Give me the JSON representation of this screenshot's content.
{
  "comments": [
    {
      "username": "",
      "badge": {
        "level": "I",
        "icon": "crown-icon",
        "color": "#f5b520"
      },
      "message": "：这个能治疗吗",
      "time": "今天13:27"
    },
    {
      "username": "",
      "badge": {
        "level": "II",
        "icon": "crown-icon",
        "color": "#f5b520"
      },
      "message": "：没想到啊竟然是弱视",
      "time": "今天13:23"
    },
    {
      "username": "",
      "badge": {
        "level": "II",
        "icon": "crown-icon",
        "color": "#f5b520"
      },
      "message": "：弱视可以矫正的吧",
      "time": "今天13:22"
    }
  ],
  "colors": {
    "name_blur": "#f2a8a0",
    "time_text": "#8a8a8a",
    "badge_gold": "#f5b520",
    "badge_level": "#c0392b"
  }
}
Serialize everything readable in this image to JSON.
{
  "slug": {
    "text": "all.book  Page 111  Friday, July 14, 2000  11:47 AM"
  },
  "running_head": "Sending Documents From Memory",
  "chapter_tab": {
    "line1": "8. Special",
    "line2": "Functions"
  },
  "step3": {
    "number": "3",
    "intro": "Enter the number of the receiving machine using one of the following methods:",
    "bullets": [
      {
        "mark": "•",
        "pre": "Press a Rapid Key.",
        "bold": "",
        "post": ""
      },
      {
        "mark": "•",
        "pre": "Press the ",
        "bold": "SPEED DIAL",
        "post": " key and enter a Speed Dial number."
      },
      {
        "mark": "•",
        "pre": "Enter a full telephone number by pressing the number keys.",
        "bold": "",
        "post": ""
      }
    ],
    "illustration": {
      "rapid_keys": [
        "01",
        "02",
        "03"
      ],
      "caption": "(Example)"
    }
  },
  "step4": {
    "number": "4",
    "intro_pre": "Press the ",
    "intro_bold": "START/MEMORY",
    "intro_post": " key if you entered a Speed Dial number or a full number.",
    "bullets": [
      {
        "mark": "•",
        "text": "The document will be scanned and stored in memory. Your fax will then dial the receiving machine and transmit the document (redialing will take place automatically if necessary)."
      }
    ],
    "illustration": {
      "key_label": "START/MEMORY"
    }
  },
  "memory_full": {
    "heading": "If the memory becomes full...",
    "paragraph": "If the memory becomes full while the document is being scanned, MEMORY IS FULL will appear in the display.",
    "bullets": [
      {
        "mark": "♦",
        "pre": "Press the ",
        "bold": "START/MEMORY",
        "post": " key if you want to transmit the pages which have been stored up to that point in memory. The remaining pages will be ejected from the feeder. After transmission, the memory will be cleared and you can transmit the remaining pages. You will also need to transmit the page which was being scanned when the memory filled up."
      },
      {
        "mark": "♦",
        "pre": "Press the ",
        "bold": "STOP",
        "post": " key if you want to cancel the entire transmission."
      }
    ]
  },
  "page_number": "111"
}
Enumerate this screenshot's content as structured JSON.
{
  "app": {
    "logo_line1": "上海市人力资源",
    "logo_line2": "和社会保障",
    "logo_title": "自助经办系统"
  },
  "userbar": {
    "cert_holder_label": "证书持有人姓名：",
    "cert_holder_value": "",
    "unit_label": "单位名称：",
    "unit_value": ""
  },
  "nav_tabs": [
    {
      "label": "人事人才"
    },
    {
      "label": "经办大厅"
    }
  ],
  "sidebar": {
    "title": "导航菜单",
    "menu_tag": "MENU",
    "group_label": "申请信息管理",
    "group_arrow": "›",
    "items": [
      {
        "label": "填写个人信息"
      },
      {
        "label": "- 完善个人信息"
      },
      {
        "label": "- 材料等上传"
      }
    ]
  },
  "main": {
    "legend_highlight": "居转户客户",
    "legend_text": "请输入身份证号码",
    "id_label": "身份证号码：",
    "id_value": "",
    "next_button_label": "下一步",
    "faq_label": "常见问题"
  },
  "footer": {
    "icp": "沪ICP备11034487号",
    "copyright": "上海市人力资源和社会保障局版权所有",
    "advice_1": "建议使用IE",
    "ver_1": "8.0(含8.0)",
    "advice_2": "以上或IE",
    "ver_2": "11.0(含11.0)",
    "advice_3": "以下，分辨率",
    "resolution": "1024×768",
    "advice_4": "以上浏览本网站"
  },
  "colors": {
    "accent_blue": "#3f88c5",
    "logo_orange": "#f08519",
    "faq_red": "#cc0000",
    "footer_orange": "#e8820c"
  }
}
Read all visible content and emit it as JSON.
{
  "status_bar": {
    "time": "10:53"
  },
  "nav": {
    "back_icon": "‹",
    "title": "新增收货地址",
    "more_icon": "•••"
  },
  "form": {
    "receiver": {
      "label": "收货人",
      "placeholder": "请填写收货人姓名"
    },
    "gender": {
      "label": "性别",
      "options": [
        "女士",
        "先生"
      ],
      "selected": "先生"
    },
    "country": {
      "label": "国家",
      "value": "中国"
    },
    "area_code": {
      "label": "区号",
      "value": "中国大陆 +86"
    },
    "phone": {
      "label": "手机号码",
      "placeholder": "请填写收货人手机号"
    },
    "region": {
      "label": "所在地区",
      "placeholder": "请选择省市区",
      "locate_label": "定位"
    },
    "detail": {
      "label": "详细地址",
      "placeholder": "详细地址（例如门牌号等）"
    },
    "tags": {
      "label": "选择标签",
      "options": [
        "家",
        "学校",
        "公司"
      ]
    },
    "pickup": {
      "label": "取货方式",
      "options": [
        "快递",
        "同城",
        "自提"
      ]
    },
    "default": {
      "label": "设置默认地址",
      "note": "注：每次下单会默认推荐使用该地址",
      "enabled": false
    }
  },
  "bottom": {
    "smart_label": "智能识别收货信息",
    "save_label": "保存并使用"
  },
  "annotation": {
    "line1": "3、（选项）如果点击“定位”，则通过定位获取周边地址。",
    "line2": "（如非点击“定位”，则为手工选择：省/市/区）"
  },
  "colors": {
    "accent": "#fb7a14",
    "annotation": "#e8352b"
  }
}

What you need to do: Each line above is to be repeated exactly.

Finished task:
Give me the JSON representation of this screenshot's content.
{
  "comments": [
    {
      "username": "",
      "badge": {
        "level": "I",
        "icon": "crown-icon",
        "color": "#f5b520"
      },
      "message": "：这个能治疗吗",
      "time": "今天13:27"
    },
    {
      "username": "",
      "badge": {
        "level": "II",
        "icon": "crown-icon",
        "color": "#f5b520"
      },
      "message": "：没想到啊竟然是弱视",
      "time": "今天13:23"
    },
    {
      "username": "",
      "badge": {
        "level": "II",
        "icon": "crown-icon",
        "color": "#f5b520"
      },
      "message": "：弱视可以矫正的吧",
      "time": "今天13:22"
    }
  ],
  "colors": {
    "name_blur": "#f2a8a0",
    "time_text": "#8a8a8a",
    "badge_gold": "#f5b520",
    "badge_level": "#c0392b"
  }
}
Serialize everything readable in this image to JSON.
{
  "slug": {
    "text": "all.book  Page 111  Friday, July 14, 2000  11:47 AM"
  },
  "running_head": "Sending Documents From Memory",
  "chapter_tab": {
    "line1": "8. Special",
    "line2": "Functions"
  },
  "step3": {
    "number": "3",
    "intro": "Enter the number of the receiving machine using one of the following methods:",
    "bullets": [
      {
        "mark": "•",
        "pre": "Press a Rapid Key.",
        "bold": "",
        "post": ""
      },
      {
        "mark": "•",
        "pre": "Press the ",
        "bold": "SPEED DIAL",
        "post": " key and enter a Speed Dial number."
      },
      {
        "mark": "•",
        "pre": "Enter a full telephone number by pressing the number keys.",
        "bold": "",
        "post": ""
      }
    ],
    "illustration": {
      "rapid_keys": [
        "01",
        "02",
        "03"
      ],
      "caption": "(Example)"
    }
  },
  "step4": {
    "number": "4",
    "intro_pre": "Press the ",
    "intro_bold": "START/MEMORY",
    "intro_post": " key if you entered a Speed Dial number or a full number.",
    "bullets": [
      {
        "mark": "•",
        "text": "The document will be scanned and stored in memory. Your fax will then dial the receiving machine and transmit the document (redialing will take place automatically if necessary)."
      }
    ],
    "illustration": {
      "key_label": "START/MEMORY"
    }
  },
  "memory_full": {
    "heading": "If the memory becomes full...",
    "paragraph": "If the memory becomes full while the document is being scanned, MEMORY IS FULL will appear in the display.",
    "bullets": [
      {
        "mark": "♦",
        "pre": "Press the ",
        "bold": "START/MEMORY",
        "post": " key if you want to transmit the pages which have been stored up to that point in memory. The remaining pages will be ejected from the feeder. After transmission, the memory will be cleared and you can transmit the remaining pages. You will also need to transmit the page which was being scanned when the memory filled up."
      },
      {
        "mark": "♦",
        "pre": "Press the ",
        "bold": "STOP",
        "post": " key if you want to cancel the entire transmission."
      }
    ]
  },
  "page_number": "111"
}
Enumerate this screenshot's content as structured JSON.
{
  "app": {
    "logo_line1": "上海市人力资源",
    "logo_line2": "和社会保障",
    "logo_title": "自助经办系统"
  },
  "userbar": {
    "cert_holder_label": "证书持有人姓名：",
    "cert_holder_value": "",
    "unit_label": "单位名称：",
    "unit_value": ""
  },
  "nav_tabs": [
    {
      "label": "人事人才"
    },
    {
      "label": "经办大厅"
    }
  ],
  "sidebar": {
    "title": "导航菜单",
    "menu_tag": "MENU",
    "group_label": "申请信息管理",
    "group_arrow": "›",
    "items": [
      {
        "label": "填写个人信息"
      },
      {
        "label": "- 完善个人信息"
      },
      {
        "label": "- 材料等上传"
      }
    ]
  },
  "main": {
    "legend_highlight": "居转户客户",
    "legend_text": "请输入身份证号码",
    "id_label": "身份证号码：",
    "id_value": "",
    "next_button_label": "下一步",
    "faq_label": "常见问题"
  },
  "footer": {
    "icp": "沪ICP备11034487号",
    "copyright": "上海市人力资源和社会保障局版权所有",
    "advice_1": "建议使用IE",
    "ver_1": "8.0(含8.0)",
    "advice_2": "以上或IE",
    "ver_2": "11.0(含11.0)",
    "advice_3": "以下，分辨率",
    "resolution": "1024×768",
    "advice_4": "以上浏览本网站"
  },
  "colors": {
    "accent_blue": "#3f88c5",
    "logo_orange": "#f08519",
    "faq_red": "#cc0000",
    "footer_orange": "#e8820c"
  }
}
Read all visible content and emit it as JSON.
{
  "status_bar": {
    "time": "10:53"
  },
  "nav": {
    "back_icon": "‹",
    "title": "新增收货地址",
    "more_icon": "•••"
  },
  "form": {
    "receiver": {
      "label": "收货人",
      "placeholder": "请填写收货人姓名"
    },
    "gender": {
      "label": "性别",
      "options": [
        "女士",
        "先生"
      ],
      "selected": "先生"
    },
    "country": {
      "label": "国家",
      "value": "中国"
    },
    "area_code": {
      "label": "区号",
      "value": "中国大陆 +86"
    },
    "phone": {
      "label": "手机号码",
      "placeholder": "请填写收货人手机号"
    },
    "region": {
      "label": "所在地区",
      "placeholder": "请选择省市区",
      "locate_label": "定位"
    },
    "detail": {
      "label": "详细地址",
      "placeholder": "详细地址（例如门牌号等）"
    },
    "tags": {
      "label": "选择标签",
      "options": [
        "家",
        "学校",
        "公司"
      ]
    },
    "pickup": {
      "label": "取货方式",
      "options": [
        "快递",
        "同城",
        "自提"
      ]
    },
    "default": {
      "label": "设置默认地址",
      "note": "注：每次下单会默认推荐使用该地址",
      "enabled": false
    }
  },
  "bottom": {
    "smart_label": "智能识别收货信息",
    "save_label": "保存并使用"
  },
  "annotation": {
    "line1": "3、（选项）如果点击“定位”，则通过定位获取周边地址。",
    "line2": "（如非点击“定位”，则为手工选择：省/市/区）"
  },
  "colors": {
    "accent": "#fb7a14",
    "annotation": "#e8352b"
  }
}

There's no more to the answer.